- Problem requirements: Only the number is wanted: count the lines that include the word "into".

┄┄┄┄┄┄┄┄┄┄┄┄┄┄┄┄┄┄┄┄

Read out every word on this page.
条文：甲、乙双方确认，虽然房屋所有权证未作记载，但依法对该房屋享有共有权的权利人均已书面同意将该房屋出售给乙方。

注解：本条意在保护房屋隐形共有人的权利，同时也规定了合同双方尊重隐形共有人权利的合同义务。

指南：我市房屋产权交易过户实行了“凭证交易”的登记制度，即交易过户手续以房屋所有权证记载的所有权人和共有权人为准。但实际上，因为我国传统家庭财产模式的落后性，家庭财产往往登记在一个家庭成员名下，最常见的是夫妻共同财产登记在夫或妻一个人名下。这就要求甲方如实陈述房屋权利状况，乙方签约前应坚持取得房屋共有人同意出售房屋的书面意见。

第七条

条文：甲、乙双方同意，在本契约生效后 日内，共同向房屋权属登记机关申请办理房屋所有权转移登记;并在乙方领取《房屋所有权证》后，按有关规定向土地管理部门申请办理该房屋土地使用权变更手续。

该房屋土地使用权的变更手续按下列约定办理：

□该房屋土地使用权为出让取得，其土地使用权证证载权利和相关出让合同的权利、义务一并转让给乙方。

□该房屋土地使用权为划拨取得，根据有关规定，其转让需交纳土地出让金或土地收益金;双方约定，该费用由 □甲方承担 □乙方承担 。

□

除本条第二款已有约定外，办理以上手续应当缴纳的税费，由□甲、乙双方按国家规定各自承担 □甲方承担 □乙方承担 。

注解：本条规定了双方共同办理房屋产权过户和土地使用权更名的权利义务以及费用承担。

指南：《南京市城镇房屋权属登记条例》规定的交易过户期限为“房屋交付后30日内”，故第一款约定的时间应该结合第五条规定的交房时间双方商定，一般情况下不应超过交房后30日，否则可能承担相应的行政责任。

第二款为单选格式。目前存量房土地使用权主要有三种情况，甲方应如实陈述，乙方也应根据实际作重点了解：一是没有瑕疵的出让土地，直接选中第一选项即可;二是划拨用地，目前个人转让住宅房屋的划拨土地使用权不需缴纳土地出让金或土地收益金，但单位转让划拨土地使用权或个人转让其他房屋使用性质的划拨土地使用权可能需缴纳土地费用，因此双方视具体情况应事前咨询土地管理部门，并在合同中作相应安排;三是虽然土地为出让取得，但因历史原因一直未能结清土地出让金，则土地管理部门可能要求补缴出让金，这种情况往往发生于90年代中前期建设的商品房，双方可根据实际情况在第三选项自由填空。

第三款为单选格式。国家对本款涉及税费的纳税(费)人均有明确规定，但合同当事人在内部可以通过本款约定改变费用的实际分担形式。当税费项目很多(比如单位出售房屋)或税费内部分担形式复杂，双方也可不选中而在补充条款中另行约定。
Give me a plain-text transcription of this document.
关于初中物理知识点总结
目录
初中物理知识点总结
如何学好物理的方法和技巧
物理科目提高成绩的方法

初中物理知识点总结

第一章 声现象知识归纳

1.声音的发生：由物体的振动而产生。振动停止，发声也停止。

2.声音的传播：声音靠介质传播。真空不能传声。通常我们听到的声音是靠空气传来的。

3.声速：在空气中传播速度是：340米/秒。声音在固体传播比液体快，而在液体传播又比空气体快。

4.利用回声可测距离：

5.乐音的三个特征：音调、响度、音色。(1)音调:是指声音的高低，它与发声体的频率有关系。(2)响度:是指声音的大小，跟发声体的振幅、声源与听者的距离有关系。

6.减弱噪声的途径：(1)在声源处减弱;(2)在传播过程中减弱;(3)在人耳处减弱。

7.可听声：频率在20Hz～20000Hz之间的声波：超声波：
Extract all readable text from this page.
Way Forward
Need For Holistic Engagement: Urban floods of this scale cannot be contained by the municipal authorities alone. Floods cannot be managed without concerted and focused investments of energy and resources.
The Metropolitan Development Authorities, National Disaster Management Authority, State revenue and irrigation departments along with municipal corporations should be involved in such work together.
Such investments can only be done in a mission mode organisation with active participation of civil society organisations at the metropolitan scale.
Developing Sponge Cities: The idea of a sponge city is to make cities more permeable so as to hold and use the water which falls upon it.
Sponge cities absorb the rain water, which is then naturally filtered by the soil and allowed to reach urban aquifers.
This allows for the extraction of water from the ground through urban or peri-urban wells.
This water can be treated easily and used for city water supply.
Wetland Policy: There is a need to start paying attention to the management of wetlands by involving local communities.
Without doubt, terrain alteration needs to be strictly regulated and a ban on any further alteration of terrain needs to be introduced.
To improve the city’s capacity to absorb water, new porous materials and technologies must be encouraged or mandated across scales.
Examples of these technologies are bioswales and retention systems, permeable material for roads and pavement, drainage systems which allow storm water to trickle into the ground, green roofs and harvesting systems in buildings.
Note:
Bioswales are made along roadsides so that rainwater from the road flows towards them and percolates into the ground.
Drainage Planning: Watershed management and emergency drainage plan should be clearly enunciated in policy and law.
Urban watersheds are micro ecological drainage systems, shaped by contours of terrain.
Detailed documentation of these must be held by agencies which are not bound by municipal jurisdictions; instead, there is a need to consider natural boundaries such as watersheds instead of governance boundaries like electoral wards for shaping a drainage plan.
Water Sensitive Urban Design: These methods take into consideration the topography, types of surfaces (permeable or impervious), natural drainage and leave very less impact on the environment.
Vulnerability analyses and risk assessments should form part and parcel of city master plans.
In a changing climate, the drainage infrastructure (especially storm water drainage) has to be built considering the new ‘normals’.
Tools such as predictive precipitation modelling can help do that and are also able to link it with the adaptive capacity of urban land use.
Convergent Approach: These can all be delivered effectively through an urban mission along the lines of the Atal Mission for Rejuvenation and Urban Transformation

┄┄┄┄┄┄┄┄┄┄┄┄┄┄┄┄┄┄┄┄

- Complete answer: 3